--- BEGIN ---

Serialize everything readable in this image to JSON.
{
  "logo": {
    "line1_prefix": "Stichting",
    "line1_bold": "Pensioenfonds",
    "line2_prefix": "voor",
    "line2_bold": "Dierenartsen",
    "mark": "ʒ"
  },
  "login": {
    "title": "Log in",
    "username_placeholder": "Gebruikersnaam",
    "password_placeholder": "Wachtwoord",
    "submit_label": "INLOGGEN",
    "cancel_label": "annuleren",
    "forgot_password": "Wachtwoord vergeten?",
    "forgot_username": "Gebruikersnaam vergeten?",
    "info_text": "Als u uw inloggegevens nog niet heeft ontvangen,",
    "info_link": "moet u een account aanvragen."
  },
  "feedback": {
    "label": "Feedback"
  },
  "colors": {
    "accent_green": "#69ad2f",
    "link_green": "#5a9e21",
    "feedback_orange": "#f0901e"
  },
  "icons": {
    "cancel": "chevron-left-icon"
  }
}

--- END ---

STATED GOAL:
Reproduce the records above exactly as they appear.

SOLUTION TO THIS EXERCISE:
Serialize everything readable in this image to JSON.
{
  "logo": {
    "line1_prefix": "Stichting",
    "line1_bold": "Pensioenfonds",
    "line2_prefix": "voor",
    "line2_bold": "Dierenartsen",
    "mark": "ʒ"
  },
  "login": {
    "title": "Log in",
    "username_placeholder": "Gebruikersnaam",
    "password_placeholder": "Wachtwoord",
    "submit_label": "INLOGGEN",
    "cancel_label": "annuleren",
    "forgot_password": "Wachtwoord vergeten?",
    "forgot_username": "Gebruikersnaam vergeten?",
    "info_text": "Als u uw inloggegevens nog niet heeft ontvangen,",
    "info_link": "moet u een account aanvragen."
  },
  "feedback": {
    "label": "Feedback"
  },
  "colors": {
    "accent_green": "#69ad2f",
    "link_green": "#5a9e21",
    "feedback_orange": "#f0901e"
  },
  "icons": {
    "cancel": "chevron-left-icon"
  }
}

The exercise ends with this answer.